- [What is being asked] Quote the records beneath, complete and exact. Leave out images.

[Structured figure records]
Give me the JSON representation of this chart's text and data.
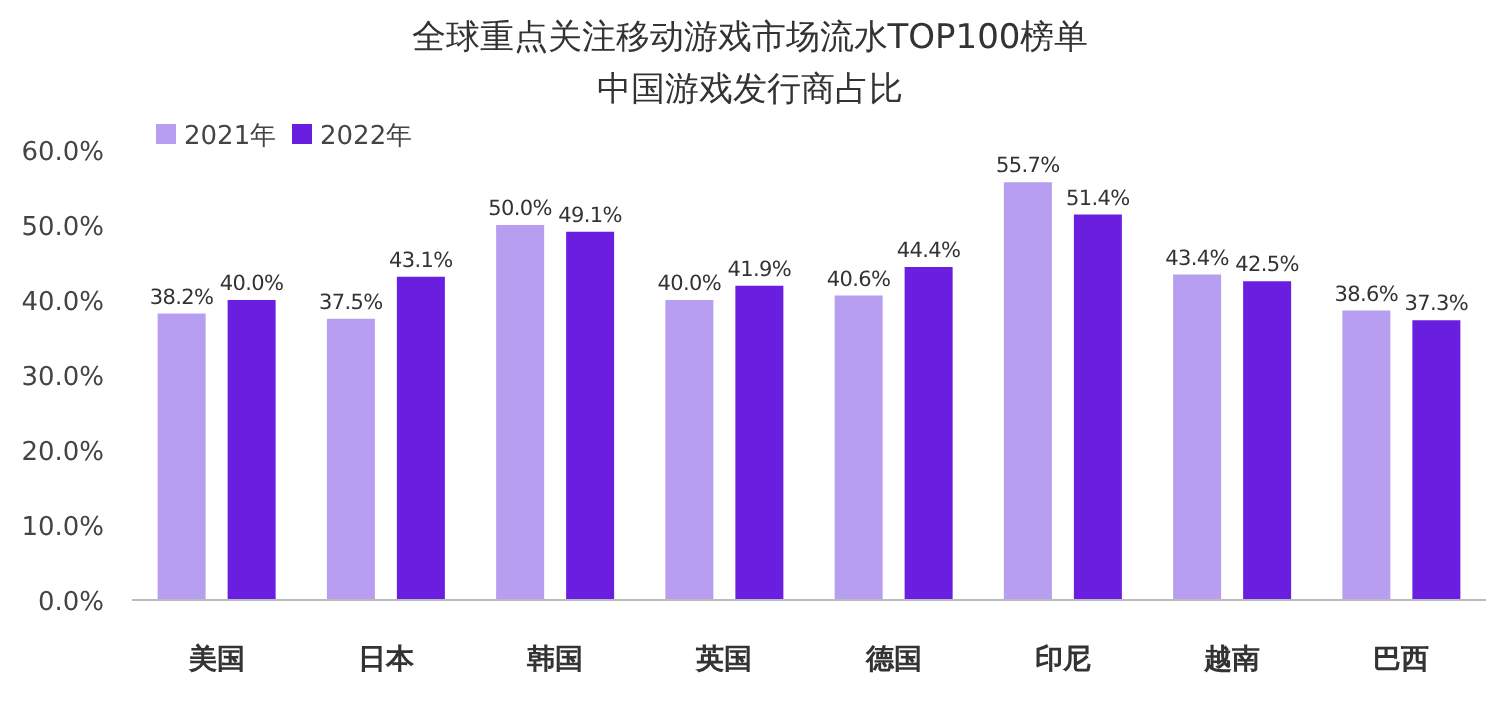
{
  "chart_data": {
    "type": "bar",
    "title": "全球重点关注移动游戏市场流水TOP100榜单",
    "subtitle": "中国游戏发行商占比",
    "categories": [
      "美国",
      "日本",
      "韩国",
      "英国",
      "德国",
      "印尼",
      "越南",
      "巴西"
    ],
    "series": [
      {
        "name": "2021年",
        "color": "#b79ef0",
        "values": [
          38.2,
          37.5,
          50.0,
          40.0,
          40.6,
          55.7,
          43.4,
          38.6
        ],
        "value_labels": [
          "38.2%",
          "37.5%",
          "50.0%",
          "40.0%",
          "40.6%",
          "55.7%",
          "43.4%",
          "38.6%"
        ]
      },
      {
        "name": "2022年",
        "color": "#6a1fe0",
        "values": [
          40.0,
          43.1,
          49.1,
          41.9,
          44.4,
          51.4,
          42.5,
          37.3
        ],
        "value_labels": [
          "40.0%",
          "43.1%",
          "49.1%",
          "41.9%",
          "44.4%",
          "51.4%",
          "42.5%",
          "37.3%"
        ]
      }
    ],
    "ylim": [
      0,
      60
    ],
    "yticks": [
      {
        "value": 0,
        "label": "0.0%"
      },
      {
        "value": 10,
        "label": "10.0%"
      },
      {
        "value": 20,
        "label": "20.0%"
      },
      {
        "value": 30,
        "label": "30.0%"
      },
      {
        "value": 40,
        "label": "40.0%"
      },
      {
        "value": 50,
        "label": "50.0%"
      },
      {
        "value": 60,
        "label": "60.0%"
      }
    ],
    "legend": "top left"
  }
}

- [The completed task]
Give me the JSON representation of this chart's text and data.
{
  "chart_data": {
    "type": "bar",
    "title": "全球重点关注移动游戏市场流水TOP100榜单",
    "subtitle": "中国游戏发行商占比",
    "categories": [
      "美国",
      "日本",
      "韩国",
      "英国",
      "德国",
      "印尼",
      "越南",
      "巴西"
    ],
    "series": [
      {
        "name": "2021年",
        "color": "#b79ef0",
        "values": [
          38.2,
          37.5,
          50.0,
          40.0,
          40.6,
          55.7,
          43.4,
          38.6
        ],
        "value_labels": [
          "38.2%",
          "37.5%",
          "50.0%",
          "40.0%",
          "40.6%",
          "55.7%",
          "43.4%",
          "38.6%"
        ]
      },
      {
        "name": "2022年",
        "color": "#6a1fe0",
        "values": [
          40.0,
          43.1,
          49.1,
          41.9,
          44.4,
          51.4,
          42.5,
          37.3
        ],
        "value_labels": [
          "40.0%",
          "43.1%",
          "49.1%",
          "41.9%",
          "44.4%",
          "51.4%",
          "42.5%",
          "37.3%"
        ]
      }
    ],
    "ylim": [
      0,
      60
    ],
    "yticks": [
      {
        "value": 0,
        "label": "0.0%"
      },
      {
        "value": 10,
        "label": "10.0%"
      },
      {
        "value": 20,
        "label": "20.0%"
      },
      {
        "value": 30,
        "label": "30.0%"
      },
      {
        "value": 40,
        "label": "40.0%"
      },
      {
        "value": 50,
        "label": "50.0%"
      },
      {
        "value": 60,
        "label": "60.0%"
      }
    ],
    "legend": "top left"
  }
}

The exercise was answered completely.